(begin)
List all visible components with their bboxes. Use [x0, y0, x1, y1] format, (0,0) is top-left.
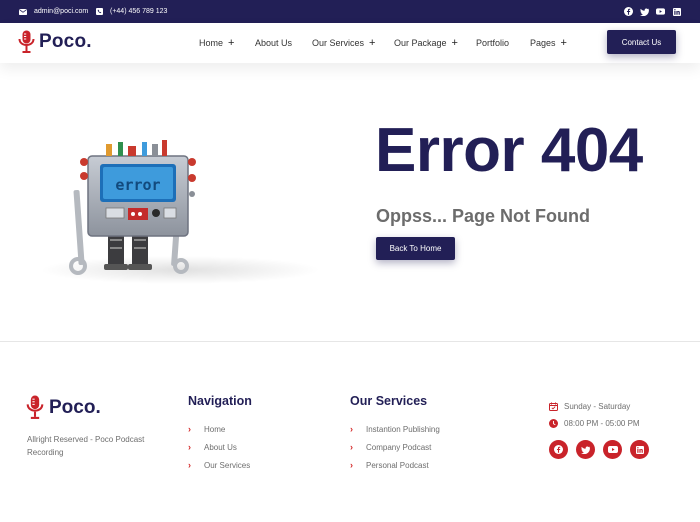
robot-illustration: error [40, 140, 320, 284]
footer-opening-hours: Sunday - Saturday 08:00 PM - 05:00 PM [549, 398, 640, 432]
hours-time-row: 08:00 PM - 05:00 PM [549, 415, 640, 432]
twitter-icon[interactable] [640, 7, 649, 16]
chevron-right-icon: › [350, 442, 353, 452]
footer-service-link-company-podcast[interactable]: › Company Podcast [350, 438, 440, 456]
footer-navigation-list: › Home › About Us › Our Services [188, 420, 250, 474]
error-subtitle: Oppss... Page Not Found [376, 206, 591, 226]
chevron-right-icon: › [188, 460, 191, 470]
nav-label: About Us [255, 38, 293, 48]
contact-us-button[interactable]: Contact Us [607, 30, 676, 54]
topbar-phone-text: (+44) 456 789 123 [110, 8, 168, 15]
footer-services-heading: Our Services [350, 394, 428, 408]
footer-nav-link-about-us[interactable]: › About Us [188, 438, 250, 456]
error-title: Error 404 [375, 116, 643, 185]
footer-copyright: Allright Reserved - Poco Podcast Recordi… [27, 435, 145, 457]
top-bar: admin@poci.com (+44) 456 789 123 [0, 0, 700, 23]
nav-item-home[interactable]: Home + [199, 23, 234, 63]
nav-item-portfolio[interactable]: Portfolio [476, 23, 509, 63]
nav-label: Our Services [312, 38, 365, 48]
youtube-icon[interactable] [656, 7, 665, 16]
footer-brand-name: Poco. [49, 396, 101, 418]
linkedin-icon[interactable] [672, 7, 681, 16]
footer-navigation-heading: Navigation [188, 394, 252, 408]
microphone-icon [26, 395, 44, 419]
calendar-icon [549, 402, 558, 411]
link-label: About Us [204, 442, 237, 452]
link-label: Our Services [204, 460, 251, 470]
brand-name: Poco. [39, 31, 92, 52]
footer-service-link-instantion-publishing[interactable]: › Instantion Publishing [350, 420, 440, 438]
link-label: Company Podcast [366, 442, 432, 452]
topbar-phone[interactable]: (+44) 456 789 123 [96, 0, 167, 23]
facebook-icon[interactable] [549, 440, 568, 459]
facebook-icon[interactable] [624, 7, 633, 16]
footer-logo[interactable]: Poco. [26, 395, 101, 420]
nav-item-our-services[interactable]: Our Services + [312, 23, 375, 63]
chevron-right-icon: › [188, 424, 191, 434]
nav-item-about-us[interactable]: About Us [255, 23, 292, 63]
chevron-right-icon: › [188, 442, 191, 452]
main-header: Poco. Home + About Us Our Services + Our P… [0, 23, 700, 63]
linkedin-icon[interactable] [630, 440, 649, 459]
footer-nav-link-our-services[interactable]: › Our Services [188, 456, 250, 474]
link-label: Personal Podcast [366, 460, 429, 470]
chevron-right-icon: › [350, 424, 353, 434]
hours-days-text: Sunday - Saturday [564, 402, 631, 411]
nav-item-pages[interactable]: Pages + [530, 23, 567, 63]
topbar-email-text: admin@poci.com [34, 8, 89, 15]
nav-label: Our Package [394, 38, 447, 48]
clock-icon [549, 419, 558, 428]
nav-label: Portfolio [476, 38, 510, 48]
plus-icon: + [228, 37, 235, 49]
plus-icon: + [560, 37, 567, 49]
topbar-email[interactable]: admin@poci.com [19, 0, 88, 23]
twitter-icon[interactable] [576, 440, 595, 459]
footer-service-link-personal-podcast[interactable]: › Personal Podcast [350, 456, 440, 474]
site-logo[interactable]: Poco. [18, 30, 92, 54]
chevron-right-icon: › [350, 460, 353, 470]
topbar-social [624, 0, 681, 23]
footer-nav-link-home[interactable]: › Home [188, 420, 250, 438]
plus-icon: + [451, 37, 458, 49]
nav-label: Home [199, 38, 224, 48]
hours-time-text: 08:00 PM - 05:00 PM [564, 419, 640, 428]
robot-screen-text: error [115, 176, 160, 194]
hours-days-row: Sunday - Saturday [549, 398, 640, 415]
nav-label: Pages [530, 38, 556, 48]
back-to-home-button[interactable]: Back To Home [376, 237, 455, 260]
phone-icon [96, 8, 103, 15]
plus-icon: + [369, 37, 376, 49]
youtube-icon[interactable] [603, 440, 622, 459]
link-label: Instantion Publishing [366, 424, 440, 434]
envelope-icon [19, 8, 27, 15]
footer-divider [0, 341, 700, 342]
microphone-icon [18, 30, 35, 53]
nav-item-our-package[interactable]: Our Package + [394, 23, 458, 63]
footer-services-list: › Instantion Publishing › Company Podcast … [350, 420, 440, 474]
footer-social [549, 440, 649, 459]
link-label: Home [204, 424, 226, 434]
(end)
Requirements - List every line of the listing above that contains the string "microphone".

Solved exercise -
microphone-icon [26, 395, 44, 419]
microphone-icon [18, 30, 35, 53]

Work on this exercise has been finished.